== Exercise goal ==
Scan the data below for the string "compresa". Copy every line where it appears.
^^^^^^^^^^^^^^^^
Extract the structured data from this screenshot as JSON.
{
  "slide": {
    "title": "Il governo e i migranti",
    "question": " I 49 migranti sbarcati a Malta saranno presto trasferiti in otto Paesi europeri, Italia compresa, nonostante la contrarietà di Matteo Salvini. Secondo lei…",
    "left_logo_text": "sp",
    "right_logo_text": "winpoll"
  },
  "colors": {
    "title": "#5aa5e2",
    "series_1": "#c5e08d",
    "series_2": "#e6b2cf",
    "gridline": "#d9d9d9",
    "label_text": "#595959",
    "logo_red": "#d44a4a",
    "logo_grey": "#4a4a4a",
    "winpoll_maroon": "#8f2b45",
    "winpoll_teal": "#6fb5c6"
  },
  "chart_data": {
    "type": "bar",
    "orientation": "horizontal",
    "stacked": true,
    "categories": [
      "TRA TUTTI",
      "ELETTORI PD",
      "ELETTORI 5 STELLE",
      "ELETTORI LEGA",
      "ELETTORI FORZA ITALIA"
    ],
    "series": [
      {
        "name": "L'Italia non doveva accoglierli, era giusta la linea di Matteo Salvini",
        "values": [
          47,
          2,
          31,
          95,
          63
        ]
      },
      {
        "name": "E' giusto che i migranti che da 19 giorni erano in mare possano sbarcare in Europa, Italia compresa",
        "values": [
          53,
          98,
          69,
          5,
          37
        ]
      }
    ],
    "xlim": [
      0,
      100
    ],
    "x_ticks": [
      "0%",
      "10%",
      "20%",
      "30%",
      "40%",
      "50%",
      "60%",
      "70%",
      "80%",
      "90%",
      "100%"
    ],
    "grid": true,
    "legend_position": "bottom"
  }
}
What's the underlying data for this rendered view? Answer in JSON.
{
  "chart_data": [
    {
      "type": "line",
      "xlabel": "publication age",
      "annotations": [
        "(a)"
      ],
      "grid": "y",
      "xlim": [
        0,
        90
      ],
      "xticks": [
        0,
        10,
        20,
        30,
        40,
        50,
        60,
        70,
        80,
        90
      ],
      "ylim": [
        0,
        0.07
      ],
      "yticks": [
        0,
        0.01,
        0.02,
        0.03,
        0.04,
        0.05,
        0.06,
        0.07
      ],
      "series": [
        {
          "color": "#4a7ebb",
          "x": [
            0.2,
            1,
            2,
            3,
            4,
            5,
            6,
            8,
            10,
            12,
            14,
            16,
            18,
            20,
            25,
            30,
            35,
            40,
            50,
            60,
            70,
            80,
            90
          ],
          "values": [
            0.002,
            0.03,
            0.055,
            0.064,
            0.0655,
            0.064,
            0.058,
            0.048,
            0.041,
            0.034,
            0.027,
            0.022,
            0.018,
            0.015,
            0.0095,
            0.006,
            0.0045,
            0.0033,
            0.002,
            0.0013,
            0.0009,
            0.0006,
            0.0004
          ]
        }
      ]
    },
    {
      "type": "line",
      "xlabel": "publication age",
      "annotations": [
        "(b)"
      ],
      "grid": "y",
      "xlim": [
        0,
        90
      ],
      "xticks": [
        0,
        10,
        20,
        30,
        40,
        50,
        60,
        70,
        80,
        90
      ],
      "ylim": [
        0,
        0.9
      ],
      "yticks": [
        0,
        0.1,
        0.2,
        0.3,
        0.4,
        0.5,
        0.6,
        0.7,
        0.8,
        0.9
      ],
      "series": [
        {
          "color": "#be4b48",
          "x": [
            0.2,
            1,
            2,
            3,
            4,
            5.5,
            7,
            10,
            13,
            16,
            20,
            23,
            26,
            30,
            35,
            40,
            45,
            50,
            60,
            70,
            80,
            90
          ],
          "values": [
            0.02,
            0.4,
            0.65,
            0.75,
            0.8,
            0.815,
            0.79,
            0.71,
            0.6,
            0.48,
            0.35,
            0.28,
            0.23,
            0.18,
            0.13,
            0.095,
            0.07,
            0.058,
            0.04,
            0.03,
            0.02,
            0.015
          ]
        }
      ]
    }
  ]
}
^^^^^^^^^^^^^^^^
== Task answer ==
    "question": " I 49 migranti sbarcati a Malta saranno presto trasferiti in otto Paesi europeri, Italia compresa, nonostante la contrarietà di Matteo Salvini. Secondo lei…",
        "name": "E' giusto che i migranti che da 19 giorni erano in mare possano sbarcare in Europa, Italia compresa",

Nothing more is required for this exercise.